- Problem statement -
Extract all records. Keep each one exact.
#####
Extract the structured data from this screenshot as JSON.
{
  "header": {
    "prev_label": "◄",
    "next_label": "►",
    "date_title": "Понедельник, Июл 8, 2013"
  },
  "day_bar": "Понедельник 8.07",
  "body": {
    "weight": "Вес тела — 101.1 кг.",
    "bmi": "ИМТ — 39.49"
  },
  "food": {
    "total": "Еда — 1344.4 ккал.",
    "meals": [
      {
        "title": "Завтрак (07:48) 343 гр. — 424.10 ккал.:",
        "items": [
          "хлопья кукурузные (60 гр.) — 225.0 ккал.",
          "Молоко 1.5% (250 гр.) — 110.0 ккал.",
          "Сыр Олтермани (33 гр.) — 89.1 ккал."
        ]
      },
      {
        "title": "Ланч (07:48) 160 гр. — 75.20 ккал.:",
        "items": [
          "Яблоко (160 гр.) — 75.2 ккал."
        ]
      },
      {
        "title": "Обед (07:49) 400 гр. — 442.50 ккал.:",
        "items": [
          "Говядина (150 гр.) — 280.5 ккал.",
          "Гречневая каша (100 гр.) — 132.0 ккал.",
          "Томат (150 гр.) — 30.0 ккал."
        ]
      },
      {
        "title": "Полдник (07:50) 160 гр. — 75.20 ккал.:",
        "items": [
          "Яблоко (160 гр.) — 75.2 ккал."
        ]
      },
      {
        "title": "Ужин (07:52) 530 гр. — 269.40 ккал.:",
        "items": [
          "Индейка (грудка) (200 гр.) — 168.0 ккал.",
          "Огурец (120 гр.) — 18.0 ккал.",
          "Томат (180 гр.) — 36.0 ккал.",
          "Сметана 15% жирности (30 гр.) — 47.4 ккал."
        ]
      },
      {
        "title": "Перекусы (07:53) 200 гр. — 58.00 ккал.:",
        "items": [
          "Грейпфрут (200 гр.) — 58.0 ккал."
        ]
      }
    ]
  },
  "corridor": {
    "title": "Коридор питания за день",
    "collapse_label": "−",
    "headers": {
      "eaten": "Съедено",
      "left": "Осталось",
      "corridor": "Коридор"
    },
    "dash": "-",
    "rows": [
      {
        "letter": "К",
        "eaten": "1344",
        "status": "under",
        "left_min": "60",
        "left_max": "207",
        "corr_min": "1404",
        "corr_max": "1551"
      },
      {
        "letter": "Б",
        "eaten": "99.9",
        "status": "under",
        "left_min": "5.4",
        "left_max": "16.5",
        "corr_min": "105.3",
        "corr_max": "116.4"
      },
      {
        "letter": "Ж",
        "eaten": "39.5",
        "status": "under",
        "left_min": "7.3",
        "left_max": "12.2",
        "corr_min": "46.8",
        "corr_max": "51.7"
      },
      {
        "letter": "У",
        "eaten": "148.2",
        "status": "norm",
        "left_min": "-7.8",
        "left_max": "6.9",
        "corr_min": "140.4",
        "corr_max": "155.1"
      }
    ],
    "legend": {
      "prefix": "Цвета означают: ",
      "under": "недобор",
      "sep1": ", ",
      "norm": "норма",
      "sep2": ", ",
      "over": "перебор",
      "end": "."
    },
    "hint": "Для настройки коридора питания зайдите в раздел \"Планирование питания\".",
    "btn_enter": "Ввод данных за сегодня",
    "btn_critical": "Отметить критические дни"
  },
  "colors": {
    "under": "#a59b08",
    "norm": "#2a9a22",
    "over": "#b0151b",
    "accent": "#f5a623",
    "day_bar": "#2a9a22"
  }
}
#####
- Response to this task -
Extract the structured data from this screenshot as JSON.
{
  "header": {
    "prev_label": "◄",
    "next_label": "►",
    "date_title": "Понедельник, Июл 8, 2013"
  },
  "day_bar": "Понедельник 8.07",
  "body": {
    "weight": "Вес тела — 101.1 кг.",
    "bmi": "ИМТ — 39.49"
  },
  "food": {
    "total": "Еда — 1344.4 ккал.",
    "meals": [
      {
        "title": "Завтрак (07:48) 343 гр. — 424.10 ккал.:",
        "items": [
          "хлопья кукурузные (60 гр.) — 225.0 ккал.",
          "Молоко 1.5% (250 гр.) — 110.0 ккал.",
          "Сыр Олтермани (33 гр.) — 89.1 ккал."
        ]
      },
      {
        "title": "Ланч (07:48) 160 гр. — 75.20 ккал.:",
        "items": [
          "Яблоко (160 гр.) — 75.2 ккал."
        ]
      },
      {
        "title": "Обед (07:49) 400 гр. — 442.50 ккал.:",
        "items": [
          "Говядина (150 гр.) — 280.5 ккал.",
          "Гречневая каша (100 гр.) — 132.0 ккал.",
          "Томат (150 гр.) — 30.0 ккал."
        ]
      },
      {
        "title": "Полдник (07:50) 160 гр. — 75.20 ккал.:",
        "items": [
          "Яблоко (160 гр.) — 75.2 ккал."
        ]
      },
      {
        "title": "Ужин (07:52) 530 гр. — 269.40 ккал.:",
        "items": [
          "Индейка (грудка) (200 гр.) — 168.0 ккал.",
          "Огурец (120 гр.) — 18.0 ккал.",
          "Томат (180 гр.) — 36.0 ккал.",
          "Сметана 15% жирности (30 гр.) — 47.4 ккал."
        ]
      },
      {
        "title": "Перекусы (07:53) 200 гр. — 58.00 ккал.:",
        "items": [
          "Грейпфрут (200 гр.) — 58.0 ккал."
        ]
      }
    ]
  },
  "corridor": {
    "title": "Коридор питания за день",
    "collapse_label": "−",
    "headers": {
      "eaten": "Съедено",
      "left": "Осталось",
      "corridor": "Коридор"
    },
    "dash": "-",
    "rows": [
      {
        "letter": "К",
        "eaten": "1344",
        "status": "under",
        "left_min": "60",
        "left_max": "207",
        "corr_min": "1404",
        "corr_max": "1551"
      },
      {
        "letter": "Б",
        "eaten": "99.9",
        "status": "under",
        "left_min": "5.4",
        "left_max": "16.5",
        "corr_min": "105.3",
        "corr_max": "116.4"
      },
      {
        "letter": "Ж",
        "eaten": "39.5",
        "status": "under",
        "left_min": "7.3",
        "left_max": "12.2",
        "corr_min": "46.8",
        "corr_max": "51.7"
      },
      {
        "letter": "У",
        "eaten": "148.2",
        "status": "norm",
        "left_min": "-7.8",
        "left_max": "6.9",
        "corr_min": "140.4",
        "corr_max": "155.1"
      }
    ],
    "legend": {
      "prefix": "Цвета означают: ",
      "under": "недобор",
      "sep1": ", ",
      "norm": "норма",
      "sep2": ", ",
      "over": "перебор",
      "end": "."
    },
    "hint": "Для настройки коридора питания зайдите в раздел \"Планирование питания\".",
    "btn_enter": "Ввод данных за сегодня",
    "btn_critical": "Отметить критические дни"
  },
  "colors": {
    "under": "#a59b08",
    "norm": "#2a9a22",
    "over": "#b0151b",
    "accent": "#f5a623",
    "day_bar": "#2a9a22"
  }
}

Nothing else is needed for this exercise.